**What you should do**
Search the entries below. Return every line that has "Single" in it.

(Records from a collection)
============================================================

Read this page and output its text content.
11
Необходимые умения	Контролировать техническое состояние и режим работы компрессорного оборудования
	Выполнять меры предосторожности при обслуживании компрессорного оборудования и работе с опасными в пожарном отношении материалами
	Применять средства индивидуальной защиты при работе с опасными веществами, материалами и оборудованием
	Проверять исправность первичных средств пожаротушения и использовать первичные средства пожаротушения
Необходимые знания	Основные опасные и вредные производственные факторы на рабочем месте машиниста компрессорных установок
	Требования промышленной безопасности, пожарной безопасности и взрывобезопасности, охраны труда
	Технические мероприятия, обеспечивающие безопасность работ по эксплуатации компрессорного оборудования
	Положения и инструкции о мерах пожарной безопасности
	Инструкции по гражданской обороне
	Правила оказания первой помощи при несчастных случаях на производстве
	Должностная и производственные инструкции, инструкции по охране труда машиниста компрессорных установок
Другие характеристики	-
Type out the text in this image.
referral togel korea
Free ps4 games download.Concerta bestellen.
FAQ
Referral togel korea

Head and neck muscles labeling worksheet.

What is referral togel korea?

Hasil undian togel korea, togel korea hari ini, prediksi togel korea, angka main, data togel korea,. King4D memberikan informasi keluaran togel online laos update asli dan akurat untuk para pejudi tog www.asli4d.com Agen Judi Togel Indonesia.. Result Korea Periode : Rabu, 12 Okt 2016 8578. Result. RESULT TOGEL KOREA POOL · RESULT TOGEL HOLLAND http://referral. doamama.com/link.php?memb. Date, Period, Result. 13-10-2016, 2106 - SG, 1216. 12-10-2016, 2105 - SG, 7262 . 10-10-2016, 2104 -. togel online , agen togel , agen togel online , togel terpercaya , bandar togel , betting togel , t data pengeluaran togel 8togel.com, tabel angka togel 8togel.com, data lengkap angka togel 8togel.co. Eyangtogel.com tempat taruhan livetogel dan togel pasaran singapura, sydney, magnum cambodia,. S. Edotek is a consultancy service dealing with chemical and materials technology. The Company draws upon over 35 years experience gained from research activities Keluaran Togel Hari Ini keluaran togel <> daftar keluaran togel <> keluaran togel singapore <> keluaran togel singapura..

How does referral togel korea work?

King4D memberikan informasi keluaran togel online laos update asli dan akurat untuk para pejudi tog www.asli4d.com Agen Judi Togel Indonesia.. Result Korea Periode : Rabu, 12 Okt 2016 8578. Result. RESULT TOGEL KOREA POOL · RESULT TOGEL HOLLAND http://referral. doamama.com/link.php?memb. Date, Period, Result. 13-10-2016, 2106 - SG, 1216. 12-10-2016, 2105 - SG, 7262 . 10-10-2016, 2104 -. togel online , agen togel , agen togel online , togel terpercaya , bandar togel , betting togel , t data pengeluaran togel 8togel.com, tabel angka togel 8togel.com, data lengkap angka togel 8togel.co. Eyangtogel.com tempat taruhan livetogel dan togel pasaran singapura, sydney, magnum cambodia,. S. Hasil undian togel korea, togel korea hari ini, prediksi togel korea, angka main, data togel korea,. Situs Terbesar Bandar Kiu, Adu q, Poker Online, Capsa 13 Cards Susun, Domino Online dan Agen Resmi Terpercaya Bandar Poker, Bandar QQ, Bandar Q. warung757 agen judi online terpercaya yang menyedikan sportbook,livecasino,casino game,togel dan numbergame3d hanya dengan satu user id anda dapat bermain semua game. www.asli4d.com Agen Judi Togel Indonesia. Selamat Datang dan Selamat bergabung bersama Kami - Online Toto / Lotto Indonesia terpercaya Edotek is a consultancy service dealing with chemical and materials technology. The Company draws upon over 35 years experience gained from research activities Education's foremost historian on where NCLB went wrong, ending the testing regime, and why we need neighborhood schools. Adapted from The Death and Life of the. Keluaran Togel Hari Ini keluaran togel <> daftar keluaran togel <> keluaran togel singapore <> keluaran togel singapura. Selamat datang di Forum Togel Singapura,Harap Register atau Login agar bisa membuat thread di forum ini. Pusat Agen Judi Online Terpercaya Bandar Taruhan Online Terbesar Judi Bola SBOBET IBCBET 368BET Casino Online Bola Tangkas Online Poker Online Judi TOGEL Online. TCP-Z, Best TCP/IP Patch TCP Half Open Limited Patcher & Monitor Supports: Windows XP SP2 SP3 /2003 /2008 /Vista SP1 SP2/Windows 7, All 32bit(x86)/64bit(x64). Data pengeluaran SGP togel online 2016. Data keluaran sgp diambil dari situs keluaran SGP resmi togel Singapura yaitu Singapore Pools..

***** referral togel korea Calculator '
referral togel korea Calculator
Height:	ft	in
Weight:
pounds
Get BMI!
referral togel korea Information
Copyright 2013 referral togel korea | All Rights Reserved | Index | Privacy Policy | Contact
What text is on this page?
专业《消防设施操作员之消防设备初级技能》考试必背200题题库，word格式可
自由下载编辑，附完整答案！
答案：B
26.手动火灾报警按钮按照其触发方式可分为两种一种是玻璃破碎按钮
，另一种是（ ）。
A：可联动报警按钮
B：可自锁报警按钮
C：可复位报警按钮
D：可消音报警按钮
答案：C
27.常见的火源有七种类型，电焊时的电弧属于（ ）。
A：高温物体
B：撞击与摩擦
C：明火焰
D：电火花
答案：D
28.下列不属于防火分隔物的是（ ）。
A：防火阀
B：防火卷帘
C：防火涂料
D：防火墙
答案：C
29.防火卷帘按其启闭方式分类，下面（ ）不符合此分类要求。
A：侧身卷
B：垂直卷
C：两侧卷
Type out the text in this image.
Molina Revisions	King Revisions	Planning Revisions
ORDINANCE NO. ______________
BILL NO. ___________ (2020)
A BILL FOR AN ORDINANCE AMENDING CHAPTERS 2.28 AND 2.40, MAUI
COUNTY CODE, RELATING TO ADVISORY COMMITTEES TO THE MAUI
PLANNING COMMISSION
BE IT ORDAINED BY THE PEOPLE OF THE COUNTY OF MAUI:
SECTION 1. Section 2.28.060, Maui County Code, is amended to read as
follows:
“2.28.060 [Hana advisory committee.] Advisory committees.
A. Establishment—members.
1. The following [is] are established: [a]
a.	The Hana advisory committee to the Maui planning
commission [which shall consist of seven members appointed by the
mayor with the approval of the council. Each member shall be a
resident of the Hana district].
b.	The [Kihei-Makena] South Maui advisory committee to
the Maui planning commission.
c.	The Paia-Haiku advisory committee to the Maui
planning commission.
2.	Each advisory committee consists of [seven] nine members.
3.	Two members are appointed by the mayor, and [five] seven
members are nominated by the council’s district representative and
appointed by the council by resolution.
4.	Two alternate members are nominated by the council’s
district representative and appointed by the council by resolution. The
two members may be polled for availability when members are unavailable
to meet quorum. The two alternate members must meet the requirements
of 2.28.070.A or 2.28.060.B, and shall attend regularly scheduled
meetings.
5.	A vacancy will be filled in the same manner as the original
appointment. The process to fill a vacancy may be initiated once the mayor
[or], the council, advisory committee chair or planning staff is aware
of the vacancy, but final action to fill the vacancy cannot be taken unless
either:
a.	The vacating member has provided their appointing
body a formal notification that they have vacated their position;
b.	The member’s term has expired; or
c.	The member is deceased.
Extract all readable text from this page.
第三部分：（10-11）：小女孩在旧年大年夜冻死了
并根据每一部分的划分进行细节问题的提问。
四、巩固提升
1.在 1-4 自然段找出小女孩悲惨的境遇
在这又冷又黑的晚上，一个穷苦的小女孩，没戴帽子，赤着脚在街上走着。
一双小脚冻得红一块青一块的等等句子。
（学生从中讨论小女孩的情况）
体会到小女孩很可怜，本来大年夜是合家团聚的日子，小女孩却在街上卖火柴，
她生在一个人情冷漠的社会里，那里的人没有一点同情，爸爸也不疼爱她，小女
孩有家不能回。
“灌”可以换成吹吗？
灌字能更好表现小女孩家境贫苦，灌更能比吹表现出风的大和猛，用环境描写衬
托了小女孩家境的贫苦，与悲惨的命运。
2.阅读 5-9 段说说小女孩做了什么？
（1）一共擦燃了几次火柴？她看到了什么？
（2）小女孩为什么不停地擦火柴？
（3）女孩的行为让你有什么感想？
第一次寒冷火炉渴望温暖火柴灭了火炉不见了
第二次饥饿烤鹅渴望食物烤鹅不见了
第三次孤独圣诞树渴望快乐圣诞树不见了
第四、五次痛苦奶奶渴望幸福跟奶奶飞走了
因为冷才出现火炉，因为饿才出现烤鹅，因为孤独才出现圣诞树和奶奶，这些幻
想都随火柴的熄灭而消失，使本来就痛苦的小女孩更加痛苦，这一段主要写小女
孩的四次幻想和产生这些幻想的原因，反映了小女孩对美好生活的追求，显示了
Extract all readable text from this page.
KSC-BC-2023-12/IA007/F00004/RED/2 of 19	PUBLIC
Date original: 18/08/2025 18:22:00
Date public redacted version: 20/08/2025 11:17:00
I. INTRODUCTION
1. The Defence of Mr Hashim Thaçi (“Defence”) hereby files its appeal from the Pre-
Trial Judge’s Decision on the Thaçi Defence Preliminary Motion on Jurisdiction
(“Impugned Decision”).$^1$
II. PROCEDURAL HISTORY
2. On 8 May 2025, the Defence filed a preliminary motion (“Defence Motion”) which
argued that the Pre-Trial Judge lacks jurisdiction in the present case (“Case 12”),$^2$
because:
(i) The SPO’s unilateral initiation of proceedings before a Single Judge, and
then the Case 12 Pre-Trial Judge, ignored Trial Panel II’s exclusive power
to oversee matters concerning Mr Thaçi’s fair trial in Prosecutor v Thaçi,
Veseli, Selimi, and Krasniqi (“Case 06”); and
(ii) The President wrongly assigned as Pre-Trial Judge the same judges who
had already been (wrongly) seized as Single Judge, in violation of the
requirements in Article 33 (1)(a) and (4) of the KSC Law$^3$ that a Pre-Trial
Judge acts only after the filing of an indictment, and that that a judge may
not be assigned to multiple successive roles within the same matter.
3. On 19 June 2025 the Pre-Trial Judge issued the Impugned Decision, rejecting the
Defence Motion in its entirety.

============================================================

**Exercise answer**
(i) The SPO’s unilateral initiation of proceedings before a Single Judge, and
had already been (wrongly) seized as Single Judge, in violation of the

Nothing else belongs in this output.